### WHAT TO DO
Pick every line from the data that holds the word "Center".

### EXTRACTED RECORDS
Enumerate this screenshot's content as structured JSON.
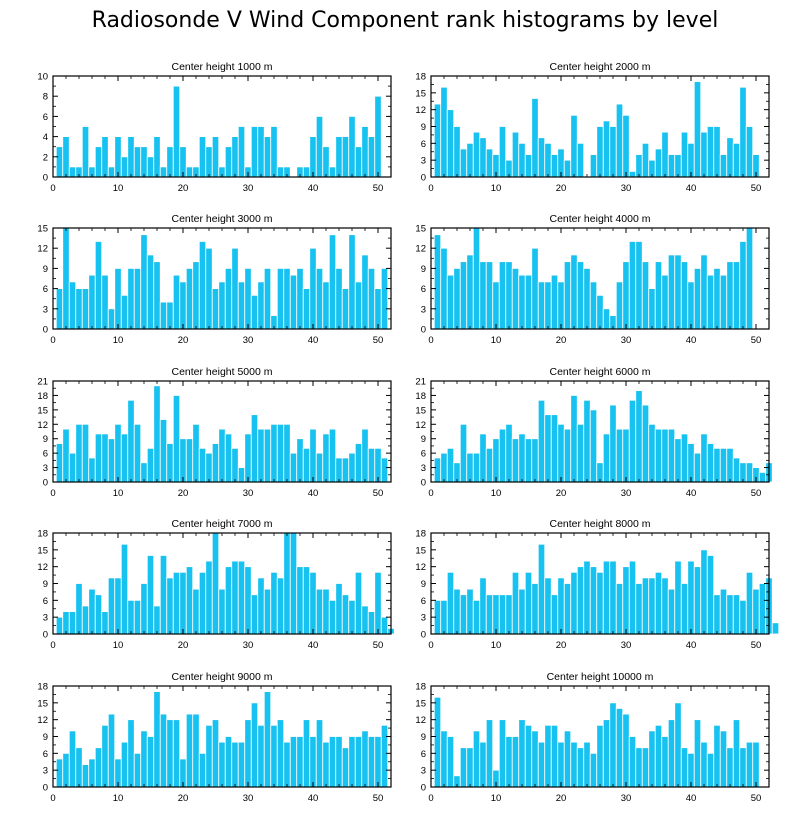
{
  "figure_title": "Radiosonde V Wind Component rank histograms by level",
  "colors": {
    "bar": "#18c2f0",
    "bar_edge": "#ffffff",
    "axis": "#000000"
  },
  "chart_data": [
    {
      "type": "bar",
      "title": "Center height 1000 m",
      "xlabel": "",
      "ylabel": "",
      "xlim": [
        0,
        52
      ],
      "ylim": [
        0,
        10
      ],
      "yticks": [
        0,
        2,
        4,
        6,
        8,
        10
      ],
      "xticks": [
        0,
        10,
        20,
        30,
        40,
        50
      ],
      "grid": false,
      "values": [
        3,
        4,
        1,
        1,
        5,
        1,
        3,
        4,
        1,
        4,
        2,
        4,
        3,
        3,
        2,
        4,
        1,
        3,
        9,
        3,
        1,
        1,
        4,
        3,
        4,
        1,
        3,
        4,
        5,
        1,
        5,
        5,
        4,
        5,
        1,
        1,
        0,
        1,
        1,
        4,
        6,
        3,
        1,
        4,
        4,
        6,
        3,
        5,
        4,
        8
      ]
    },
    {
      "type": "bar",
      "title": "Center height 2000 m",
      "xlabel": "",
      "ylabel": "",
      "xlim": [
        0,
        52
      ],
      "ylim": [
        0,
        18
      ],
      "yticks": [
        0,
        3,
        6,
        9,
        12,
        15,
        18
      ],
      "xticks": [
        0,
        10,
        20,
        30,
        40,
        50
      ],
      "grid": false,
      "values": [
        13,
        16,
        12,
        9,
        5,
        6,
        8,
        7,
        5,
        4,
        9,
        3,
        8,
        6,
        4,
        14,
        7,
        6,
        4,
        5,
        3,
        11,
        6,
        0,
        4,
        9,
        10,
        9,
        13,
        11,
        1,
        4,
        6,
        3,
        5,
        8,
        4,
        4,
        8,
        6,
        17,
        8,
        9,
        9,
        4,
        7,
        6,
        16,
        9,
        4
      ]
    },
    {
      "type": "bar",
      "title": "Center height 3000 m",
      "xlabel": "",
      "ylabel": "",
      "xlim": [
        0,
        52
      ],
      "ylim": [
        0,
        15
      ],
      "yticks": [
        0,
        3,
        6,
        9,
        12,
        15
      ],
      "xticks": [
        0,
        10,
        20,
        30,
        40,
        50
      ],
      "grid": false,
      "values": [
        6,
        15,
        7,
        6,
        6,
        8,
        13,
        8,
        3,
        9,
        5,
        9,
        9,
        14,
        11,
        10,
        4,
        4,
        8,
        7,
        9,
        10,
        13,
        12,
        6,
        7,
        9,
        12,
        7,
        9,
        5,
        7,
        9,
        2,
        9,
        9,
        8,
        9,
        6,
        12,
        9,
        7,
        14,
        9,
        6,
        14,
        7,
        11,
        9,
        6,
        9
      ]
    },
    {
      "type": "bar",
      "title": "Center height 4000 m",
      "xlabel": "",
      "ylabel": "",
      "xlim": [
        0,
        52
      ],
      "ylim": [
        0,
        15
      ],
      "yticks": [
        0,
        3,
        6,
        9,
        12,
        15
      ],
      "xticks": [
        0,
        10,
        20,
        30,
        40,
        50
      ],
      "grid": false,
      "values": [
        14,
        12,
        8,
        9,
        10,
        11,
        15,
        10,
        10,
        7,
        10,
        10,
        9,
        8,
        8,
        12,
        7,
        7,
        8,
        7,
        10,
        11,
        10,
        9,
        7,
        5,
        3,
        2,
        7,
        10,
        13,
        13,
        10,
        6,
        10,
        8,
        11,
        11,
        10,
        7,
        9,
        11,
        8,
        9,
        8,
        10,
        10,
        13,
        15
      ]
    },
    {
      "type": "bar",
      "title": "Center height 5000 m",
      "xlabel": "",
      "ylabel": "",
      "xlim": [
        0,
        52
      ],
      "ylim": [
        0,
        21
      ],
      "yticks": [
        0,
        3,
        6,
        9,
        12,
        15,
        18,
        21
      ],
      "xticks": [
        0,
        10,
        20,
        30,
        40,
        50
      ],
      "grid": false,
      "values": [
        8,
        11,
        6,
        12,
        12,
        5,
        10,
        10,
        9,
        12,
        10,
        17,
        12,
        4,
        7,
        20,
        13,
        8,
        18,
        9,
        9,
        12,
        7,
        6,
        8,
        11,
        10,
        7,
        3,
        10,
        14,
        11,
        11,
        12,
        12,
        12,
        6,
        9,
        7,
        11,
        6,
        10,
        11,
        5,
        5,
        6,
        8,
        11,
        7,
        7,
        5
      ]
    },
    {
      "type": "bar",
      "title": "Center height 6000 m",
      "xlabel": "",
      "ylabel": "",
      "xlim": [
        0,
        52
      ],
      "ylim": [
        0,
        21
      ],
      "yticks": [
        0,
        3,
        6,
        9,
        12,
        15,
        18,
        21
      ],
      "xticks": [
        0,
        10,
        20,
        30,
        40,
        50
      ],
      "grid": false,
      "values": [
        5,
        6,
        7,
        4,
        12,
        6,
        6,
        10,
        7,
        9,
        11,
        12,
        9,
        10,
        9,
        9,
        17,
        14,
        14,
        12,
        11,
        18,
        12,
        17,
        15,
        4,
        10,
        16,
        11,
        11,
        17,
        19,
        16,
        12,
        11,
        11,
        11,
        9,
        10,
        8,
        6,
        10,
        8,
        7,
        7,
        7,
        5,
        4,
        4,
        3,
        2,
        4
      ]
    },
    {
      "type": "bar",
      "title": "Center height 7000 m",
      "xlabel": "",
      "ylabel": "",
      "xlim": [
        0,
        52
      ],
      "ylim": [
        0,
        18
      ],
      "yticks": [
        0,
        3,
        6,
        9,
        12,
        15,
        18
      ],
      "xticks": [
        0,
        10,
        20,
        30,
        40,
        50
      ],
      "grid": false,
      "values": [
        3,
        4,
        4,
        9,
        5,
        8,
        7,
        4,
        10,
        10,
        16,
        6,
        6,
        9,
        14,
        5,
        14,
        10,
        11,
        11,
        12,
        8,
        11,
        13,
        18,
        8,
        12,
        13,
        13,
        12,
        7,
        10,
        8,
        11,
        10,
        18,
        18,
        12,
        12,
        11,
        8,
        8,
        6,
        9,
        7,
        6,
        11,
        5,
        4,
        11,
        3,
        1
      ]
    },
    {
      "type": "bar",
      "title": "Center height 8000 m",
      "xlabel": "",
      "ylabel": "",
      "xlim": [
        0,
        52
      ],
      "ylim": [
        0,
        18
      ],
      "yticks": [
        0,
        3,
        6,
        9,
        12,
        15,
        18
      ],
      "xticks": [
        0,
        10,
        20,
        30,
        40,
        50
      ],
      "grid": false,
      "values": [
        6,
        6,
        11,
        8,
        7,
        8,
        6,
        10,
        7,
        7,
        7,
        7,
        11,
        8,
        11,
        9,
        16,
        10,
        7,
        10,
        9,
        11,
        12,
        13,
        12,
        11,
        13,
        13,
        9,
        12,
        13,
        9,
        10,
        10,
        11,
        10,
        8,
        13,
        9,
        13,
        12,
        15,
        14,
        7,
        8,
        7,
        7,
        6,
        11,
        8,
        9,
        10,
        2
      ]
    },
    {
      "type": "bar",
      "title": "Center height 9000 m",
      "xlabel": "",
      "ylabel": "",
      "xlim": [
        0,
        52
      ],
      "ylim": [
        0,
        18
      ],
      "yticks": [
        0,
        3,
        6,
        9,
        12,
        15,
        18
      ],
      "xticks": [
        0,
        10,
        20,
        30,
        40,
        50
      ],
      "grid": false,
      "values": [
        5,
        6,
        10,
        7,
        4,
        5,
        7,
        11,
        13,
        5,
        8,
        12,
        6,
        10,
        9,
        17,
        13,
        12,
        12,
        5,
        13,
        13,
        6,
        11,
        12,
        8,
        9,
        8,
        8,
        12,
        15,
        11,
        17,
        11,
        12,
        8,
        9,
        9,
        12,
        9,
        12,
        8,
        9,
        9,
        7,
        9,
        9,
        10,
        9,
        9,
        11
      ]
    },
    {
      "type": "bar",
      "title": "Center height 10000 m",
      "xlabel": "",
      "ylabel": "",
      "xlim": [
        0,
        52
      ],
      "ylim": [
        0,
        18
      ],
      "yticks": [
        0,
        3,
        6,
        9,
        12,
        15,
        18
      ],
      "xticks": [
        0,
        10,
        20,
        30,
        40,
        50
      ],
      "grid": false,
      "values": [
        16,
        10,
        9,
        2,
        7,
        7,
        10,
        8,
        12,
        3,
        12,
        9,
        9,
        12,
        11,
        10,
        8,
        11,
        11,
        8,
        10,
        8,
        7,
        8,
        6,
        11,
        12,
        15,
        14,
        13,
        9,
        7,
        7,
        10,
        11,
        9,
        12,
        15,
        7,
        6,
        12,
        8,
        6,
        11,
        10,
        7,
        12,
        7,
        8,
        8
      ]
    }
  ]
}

### ANSWER TO THIS PROBLEM
      "title": "Center height 1000 m",
      "title": "Center height 2000 m",
      "title": "Center height 3000 m",
      "title": "Center height 4000 m",
      "title": "Center height 5000 m",
      "title": "Center height 6000 m",
      "title": "Center height 7000 m",
      "title": "Center height 8000 m",
      "title": "Center height 9000 m",
      "title": "Center height 10000 m",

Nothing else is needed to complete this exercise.